__WORK REQUIRED__:
What is needed here is an exact copy of every entry.

__DATA__:
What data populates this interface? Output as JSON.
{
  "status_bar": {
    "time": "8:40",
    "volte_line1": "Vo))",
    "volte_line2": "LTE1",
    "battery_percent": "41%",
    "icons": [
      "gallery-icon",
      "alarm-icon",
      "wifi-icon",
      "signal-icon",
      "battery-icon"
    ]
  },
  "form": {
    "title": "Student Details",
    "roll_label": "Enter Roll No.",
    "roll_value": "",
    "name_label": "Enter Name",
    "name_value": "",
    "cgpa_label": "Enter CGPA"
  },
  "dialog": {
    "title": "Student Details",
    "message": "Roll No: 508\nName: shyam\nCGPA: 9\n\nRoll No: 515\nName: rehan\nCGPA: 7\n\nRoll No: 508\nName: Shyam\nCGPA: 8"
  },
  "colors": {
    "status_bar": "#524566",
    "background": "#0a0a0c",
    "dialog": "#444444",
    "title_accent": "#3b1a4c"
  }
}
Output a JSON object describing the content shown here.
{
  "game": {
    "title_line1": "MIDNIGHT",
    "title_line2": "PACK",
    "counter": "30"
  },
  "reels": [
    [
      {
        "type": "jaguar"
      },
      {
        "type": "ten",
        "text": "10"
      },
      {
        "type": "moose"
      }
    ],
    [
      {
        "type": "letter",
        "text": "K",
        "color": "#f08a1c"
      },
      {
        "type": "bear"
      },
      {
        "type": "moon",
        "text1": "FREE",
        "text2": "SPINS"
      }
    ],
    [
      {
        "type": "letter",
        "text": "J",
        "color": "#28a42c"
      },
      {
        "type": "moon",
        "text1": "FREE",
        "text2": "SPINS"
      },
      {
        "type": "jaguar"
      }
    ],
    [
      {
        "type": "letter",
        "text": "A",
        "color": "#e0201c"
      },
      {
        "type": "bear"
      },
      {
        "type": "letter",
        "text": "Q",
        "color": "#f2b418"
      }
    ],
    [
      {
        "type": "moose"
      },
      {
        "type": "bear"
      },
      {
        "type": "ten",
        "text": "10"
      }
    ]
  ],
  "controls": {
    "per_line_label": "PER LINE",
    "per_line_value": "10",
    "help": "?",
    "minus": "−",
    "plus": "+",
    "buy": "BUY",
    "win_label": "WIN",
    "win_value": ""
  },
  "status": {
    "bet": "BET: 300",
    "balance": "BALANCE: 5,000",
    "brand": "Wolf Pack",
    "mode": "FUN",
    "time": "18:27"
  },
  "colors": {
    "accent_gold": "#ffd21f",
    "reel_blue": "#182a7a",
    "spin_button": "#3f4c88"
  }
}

__RESULT OF THIS EXERCISE__:
What data populates this interface? Output as JSON.
{
  "status_bar": {
    "time": "8:40",
    "volte_line1": "Vo))",
    "volte_line2": "LTE1",
    "battery_percent": "41%",
    "icons": [
      "gallery-icon",
      "alarm-icon",
      "wifi-icon",
      "signal-icon",
      "battery-icon"
    ]
  },
  "form": {
    "title": "Student Details",
    "roll_label": "Enter Roll No.",
    "roll_value": "",
    "name_label": "Enter Name",
    "name_value": "",
    "cgpa_label": "Enter CGPA"
  },
  "dialog": {
    "title": "Student Details",
    "message": "Roll No: 508\nName: shyam\nCGPA: 9\n\nRoll No: 515\nName: rehan\nCGPA: 7\n\nRoll No: 508\nName: Shyam\nCGPA: 8"
  },
  "colors": {
    "status_bar": "#524566",
    "background": "#0a0a0c",
    "dialog": "#444444",
    "title_accent": "#3b1a4c"
  }
}
Output a JSON object describing the content shown here.
{
  "game": {
    "title_line1": "MIDNIGHT",
    "title_line2": "PACK",
    "counter": "30"
  },
  "reels": [
    [
      {
        "type": "jaguar"
      },
      {
        "type": "ten",
        "text": "10"
      },
      {
        "type": "moose"
      }
    ],
    [
      {
        "type": "letter",
        "text": "K",
        "color": "#f08a1c"
      },
      {
        "type": "bear"
      },
      {
        "type": "moon",
        "text1": "FREE",
        "text2": "SPINS"
      }
    ],
    [
      {
        "type": "letter",
        "text": "J",
        "color": "#28a42c"
      },
      {
        "type": "moon",
        "text1": "FREE",
        "text2": "SPINS"
      },
      {
        "type": "jaguar"
      }
    ],
    [
      {
        "type": "letter",
        "text": "A",
        "color": "#e0201c"
      },
      {
        "type": "bear"
      },
      {
        "type": "letter",
        "text": "Q",
        "color": "#f2b418"
      }
    ],
    [
      {
        "type": "moose"
      },
      {
        "type": "bear"
      },
      {
        "type": "ten",
        "text": "10"
      }
    ]
  ],
  "controls": {
    "per_line_label": "PER LINE",
    "per_line_value": "10",
    "help": "?",
    "minus": "−",
    "plus": "+",
    "buy": "BUY",
    "win_label": "WIN",
    "win_value": ""
  },
  "status": {
    "bet": "BET: 300",
    "balance": "BALANCE: 5,000",
    "brand": "Wolf Pack",
    "mode": "FUN",
    "time": "18:27"
  },
  "colors": {
    "accent_gold": "#ffd21f",
    "reel_blue": "#182a7a",
    "spin_button": "#3f4c88"
  }
}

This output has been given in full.